> **Aim**
State how many lines of the entries below hold the word "Physical"; reply with nothing but the number.

Dataset entries
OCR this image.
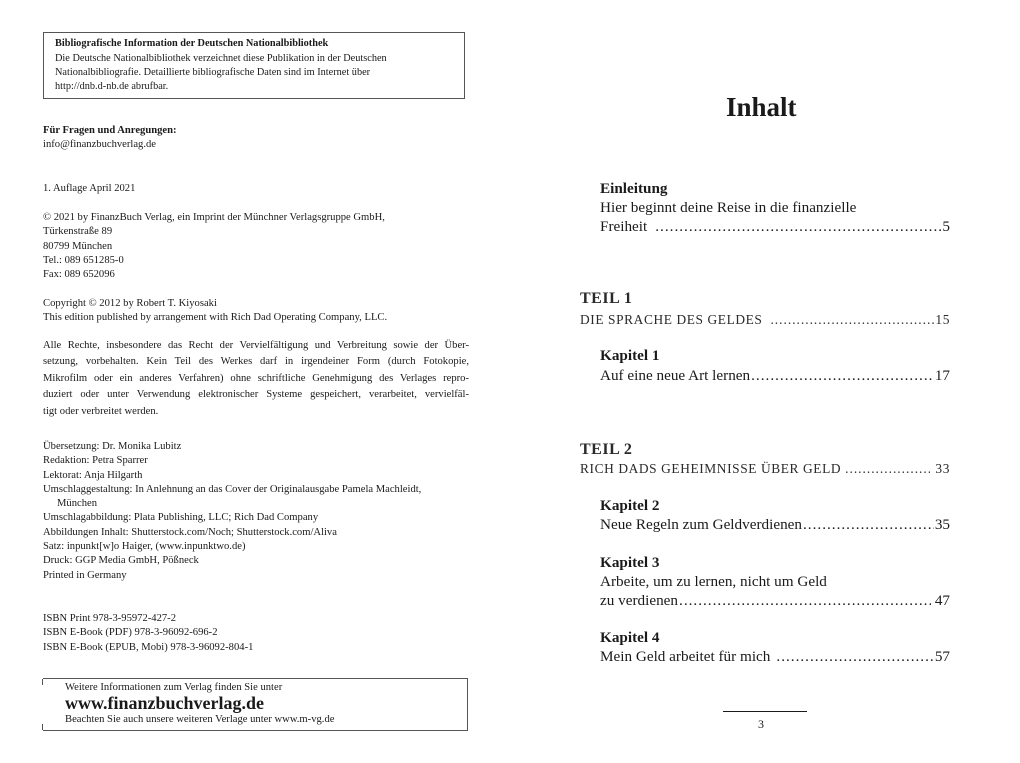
Bibliografische Information der Deutschen Nationalbibliothek
Die Deutsche Nationalbibliothek verzeichnet diese Publikation in der Deutschen
Nationalbibliografie. Detaillierte bibliografische Daten sind im Internet über
http://dnb.d-nb.de abrufbar.
Für Fragen und Anregungen:
info@finanzbuchverlag.de
1. Auflage April 2021
© 2021 by FinanzBuch Verlag, ein Imprint der Münchner Verlagsgruppe GmbH,
Türkenstraße 89
80799 München
Tel.: 089 651285-0
Fax: 089 652096
Copyright © 2012 by Robert T. Kiyosaki
This edition published by arrangement with Rich Dad Operating Company, LLC.
Alle Rechte, insbesondere das Recht der Vervielfältigung und Verbreitung sowie der Über-
setzung, vorbehalten. Kein Teil des Werkes darf in irgendeiner Form (durch Fotokopie,
Mikrofilm oder ein anderes Verfahren) ohne schriftliche Genehmigung des Verlages repro-
duziert oder unter Verwendung elektronischer Systeme gespeichert, verarbeitet, vervielfäl-
tigt oder verbreitet werden.
Übersetzung: Dr. Monika Lubitz
Redaktion: Petra Sparrer
Lektorat: Anja Hilgarth
Umschlaggestaltung: In Anlehnung an das Cover der Originalausgabe Pamela Machleidt,
München
Umschlagabbildung: Plata Publishing, LLC; Rich Dad Company
Abbildungen Inhalt: Shutterstock.com/Noch; Shutterstock.com/Aliva
Satz: inpunkt[w]o Haiger, (www.inpunktwo.de)
Druck: GGP Media GmbH, Pößneck
Printed in Germany
ISBN Print 978-3-95972-427-2
ISBN E-Book (PDF) 978-3-96092-696-2
ISBN E-Book (EPUB, Mobi) 978-3-96092-804-1
Weitere Informationen zum Verlag finden Sie unter
www.finanzbuchverlag.de
Beachten Sie auch unsere weiteren Verlage unter www.m-vg.de
Inhalt
Einleitung
Hier beginnt deine Reise in die finanzielle
Freiheit .....	5
TEIL 1
DIE SPRACHE DES GELDES .....	15
Kapitel 1
Auf eine neue Art lernen .....	17
TEIL 2
RICH DADS GEHEIMNISSE ÜBER GELD .....	33
Kapitel 2
Neue Regeln zum Geldverdienen .....	35
Kapitel 3
Arbeite, um zu lernen, nicht um Geld
zu verdienen .....	47
Kapitel 4
Mein Geld arbeitet für mich .....	57
3
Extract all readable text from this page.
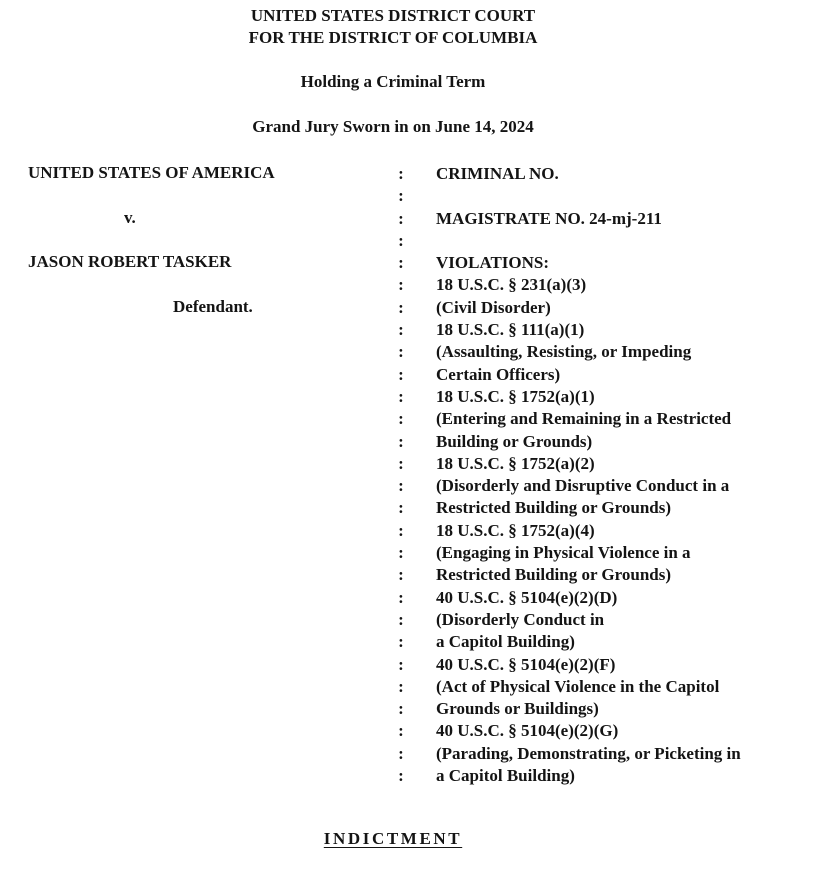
UNITED STATES DISTRICT COURT
FOR THE DISTRICT OF COLUMBIA
Holding a Criminal Term
Grand Jury Sworn in on June 14, 2024
UNITED STATES OF AMERICA
v.
JASON ROBERT TASKER
Defendant.
:
:
:
:
:
:
:
:
:
:
:
:
:
:
:
:
:
:
:
:
:
:
:
:
:
:
:
:
CRIMINAL NO.
MAGISTRATE NO. 24-mj-211
VIOLATIONS:
18 U.S.C. § 231(a)(3)
(Civil Disorder)
18 U.S.C. § 111(a)(1)
(Assaulting, Resisting, or Impeding
Certain Officers)
18 U.S.C. § 1752(a)(1)
(Entering and Remaining in a Restricted
Building or Grounds)
18 U.S.C. § 1752(a)(2)
(Disorderly and Disruptive Conduct in a
Restricted Building or Grounds)
18 U.S.C. § 1752(a)(4)
(Engaging in Physical Violence in a
Restricted Building or Grounds)
40 U.S.C. § 5104(e)(2)(D)
(Disorderly Conduct in
a Capitol Building)
40 U.S.C. § 5104(e)(2)(F)
(Act of Physical Violence in the Capitol
Grounds or Buildings)
40 U.S.C. § 5104(e)(2)(G)
(Parading, Demonstrating, or Picketing in
a Capitol Building)
INDICTMENT
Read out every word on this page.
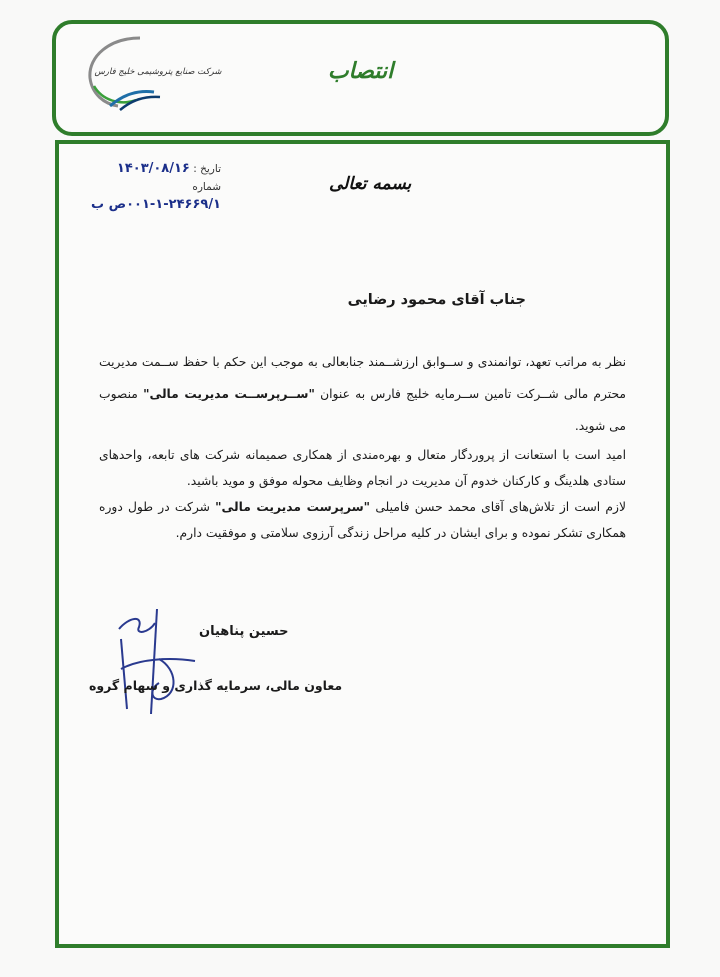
شرکت صنایع پتروشیمی خلیج فارس	انتصاب
بسمه تعالی
تاریخ : ۱۴۰۳/۰۸/۱۶
شماره ۲۴۶۶۹/۱-۱-۰۰۱ص ب
جناب آقای محمود رضایی

نظر به مراتب تعهد، توانمندی و ســوابق ارزشــمند جنابعالی به موجب این حکم با حفظ ســمت مدیریت محترم مالی شــرکت تامین ســرمایه خلیج فارس به عنوان "ســرپرســت مدیریت مالی" منصوب می شوید.

امید است با استعانت از پروردگار متعال و بهره‌مندی از همکاری صمیمانه شرکت های تابعه، واحدهای ستادی هلدینگ و کارکنان خدوم آن مدیریت در انجام وظایف محوله موفق و موید باشید.

لازم است از تلاش‌های آقای محمد حسن فامیلی "سرپرست مدیریت مالی" شرکت در طول دوره همکاری تشکر نموده و برای ایشان در کلیه مراحل زندگی آرزوی سلامتی و موفقیت دارم.

حسین پناهیان
معاون مالی، سرمایه گذاری و سهام گروه
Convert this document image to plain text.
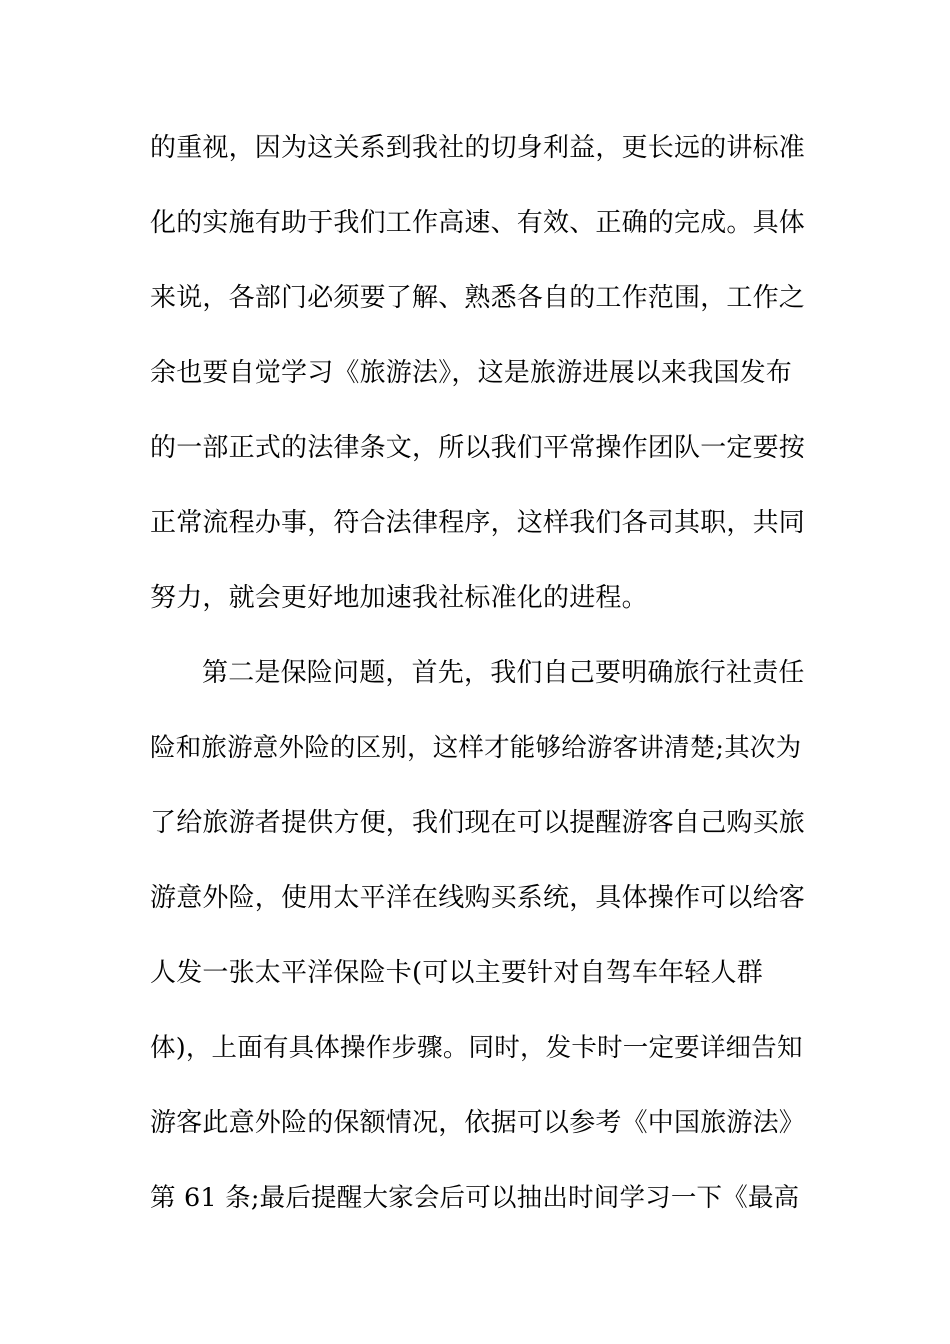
的重视，因为这关系到我社的切身利益，更长远的讲标准
化的实施有助于我们工作高速、有效、正确的完成。具体
来说，各部门必须要了解、熟悉各自的工作范围，工作之
余也要自觉学习《旅游法》，这是旅游进展以来我国发布
的一部正式的法律条文，所以我们平常操作团队一定要按
正常流程办事，符合法律程序，这样我们各司其职，共同
努力，就会更好地加速我社标准化的进程。
第二是保险问题，首先，我们自己要明确旅行社责任
险和旅游意外险的区别，这样才能够给游客讲清楚;其次为
了给旅游者提供方便，我们现在可以提醒游客自己购买旅
游意外险，使用太平洋在线购买系统，具体操作可以给客
人发一张太平洋保险卡(可以主要针对自驾车年轻人群
体)，上面有具体操作步骤。同时，发卡时一定要详细告知
游客此意外险的保额情况，依据可以参考《中国旅游法》
第 61 条;最后提醒大家会后可以抽出时间学习一下《最高
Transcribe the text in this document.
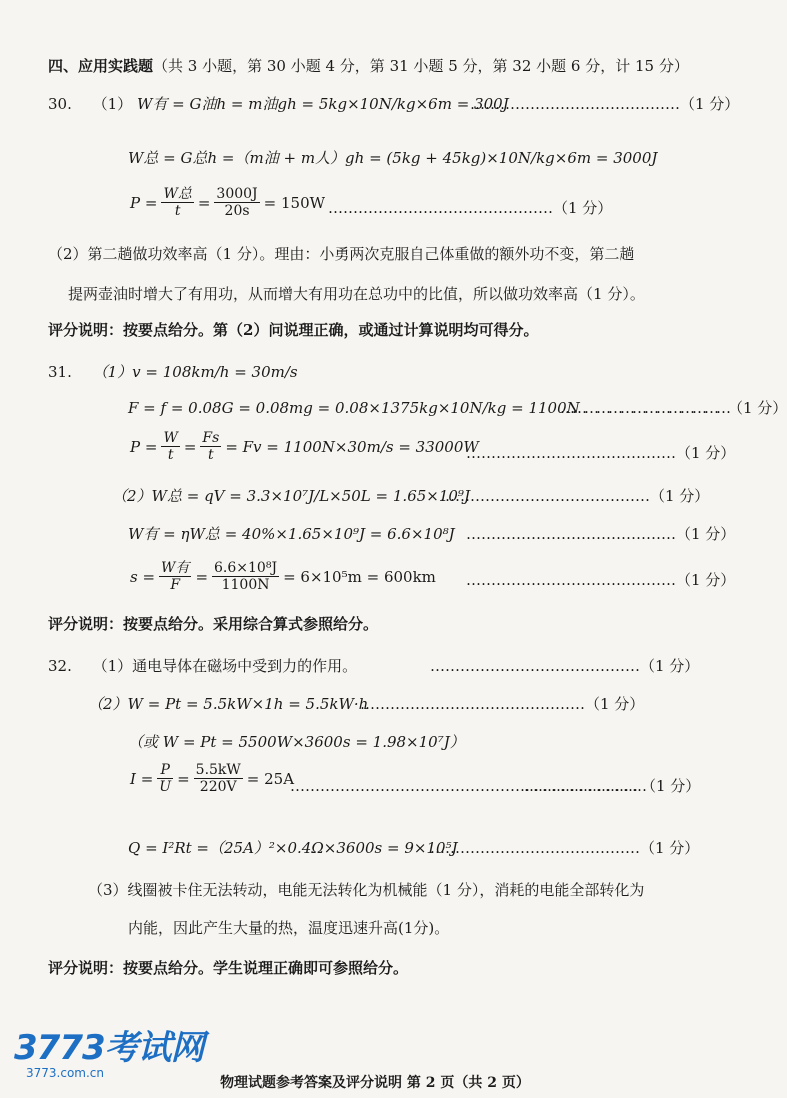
四、应用实践题（共 3 小题，第 30 小题 4 分，第 31 小题 5 分，第 32 小题 6 分，计 15 分）
30. （1） W有 = G油h = m油gh = 5kg×10N/kg×6m = 300J
……………………………………（1 分）
W总 = G总h =（m油 + m人）gh = (5kg + 45kg)×10N/kg×6m = 3000J
$P = \frac{\text{W总}}{t} = \frac{3000J}{20s} = 150W$ ………………………………………（1 分）
（2）第二趟做功效率高（1 分）。理由：小勇两次克服自己体重做的额外功不变，第二趟
提两壶油时增大了有用功，从而增大有用功在总功中的比值，所以做功效率高（1 分）。
评分说明：按要点给分。第（2）问说理正确，或通过计算说明均可得分。
31. （1）v = 108km/h = 30m/s
F = f = 0.08G = 0.08mg = 0.08×1375kg×10N/kg = 1100N
……………………………………（1 分）
$P = \frac{W}{t} = \frac{Fs}{t} = Fv = 1100N\times 30m/s = 33000W$
……………………………………（1 分）
（2）W总 = qV = 3.3×10⁷J/L×50L = 1.65×10⁹J
……………………………………（1 分）
W有 = ηW总 = 40%×1.65×10⁹J = 6.6×10⁸J ……………………………………（1 分）
$s = \frac{\text{W有}}{F} = \frac{\text{6.6×10⁸J}}{1100N} = 6\times 10^5m = 600km$ ……………………………………（1 分）
评分说明：按要点给分。采用综合算式参照给分。
32. （1）通电导体在磁场中受到力的作用。	……………………………………（1 分）
（2）W = Pt = 5.5kW×1h = 5.5kW·h
………………………………………（1 分）
（或 W = Pt = 5500W×3600s = 1.98×10⁷J）
$I = \frac{P}{U} = \frac{5.5kW}{220V} = 25A$
……………………………………………………………………………（1 分）
Q = I²Rt =（25A）²×0.4Ω×3600s = 9×10⁵J
……………………………………（1 分）
（3）线圈被卡住无法转动，电能无法转化为机械能（1 分），消耗的电能全部转化为
内能，因此产生大量的热，温度迅速升高(1分)。
评分说明：按要点给分。学生说理正确即可参照给分。
3773考试网
3773.com.cn
物理试题参考答案及评分说明 第 2 页（共 2 页）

> **Worked solution**
2